Your goal: Print the entries below word for word; the pictures stay out of your copy.

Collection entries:
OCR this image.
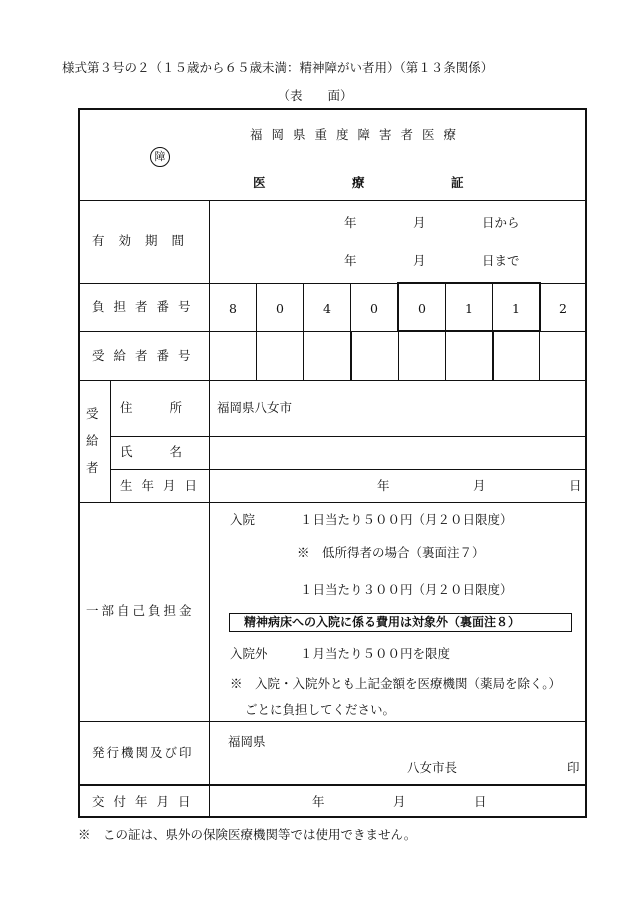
様式第３号の２（１５歳から６５歳未満：精神障がい者用）（第１３条関係）
（表　　面）
障
福岡県重度障害者医療
医	療	証
有効期間
年	月	日から
年	月	日まで
負担者番号	8	0	4	0	0	1	1	2
受給者番号
受
給
者
住　　所 福岡県八女市
氏　　名
生年月日	年	月	日
一部自己負担金
入院	１日当たり５００円（月２０日限度）
※　低所得者の場合（裏面注７）
１日当たり３００円（月２０日限度）
精神病床への入院に係る費用は対象外（裏面注８）
入院外	１月当たり５００円を限度
※　入院・入院外とも上記金額を医療機関（薬局を除く。）
ごとに負担してください。
発行機関及び印
福岡県
八女市長	印
交付年月日	年	月	日
※　この証は、県外の保険医療機関等では使用できません。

Solution to this exercise:
OCR this image.
様式第３号の２（１５歳から６５歳未満：精神障がい者用）（第１３条関係）
（表　　面）
障
福岡県重度障害者医療
医	療	証
有効期間
年	月	日から
年	月	日まで
負担者番号	8	0	4	0	0	1	1	2
受給者番号
受
給
者
住　　所 福岡県八女市
氏　　名
生年月日	年	月	日
一部自己負担金
入院	１日当たり５００円（月２０日限度）
※　低所得者の場合（裏面注７）
１日当たり３００円（月２０日限度）
精神病床への入院に係る費用は対象外（裏面注８）
入院外	１月当たり５００円を限度
※　入院・入院外とも上記金額を医療機関（薬局を除く。）
ごとに負担してください。
発行機関及び印
福岡県
八女市長	印
交付年月日	年	月	日
※　この証は、県外の保険医療機関等では使用できません。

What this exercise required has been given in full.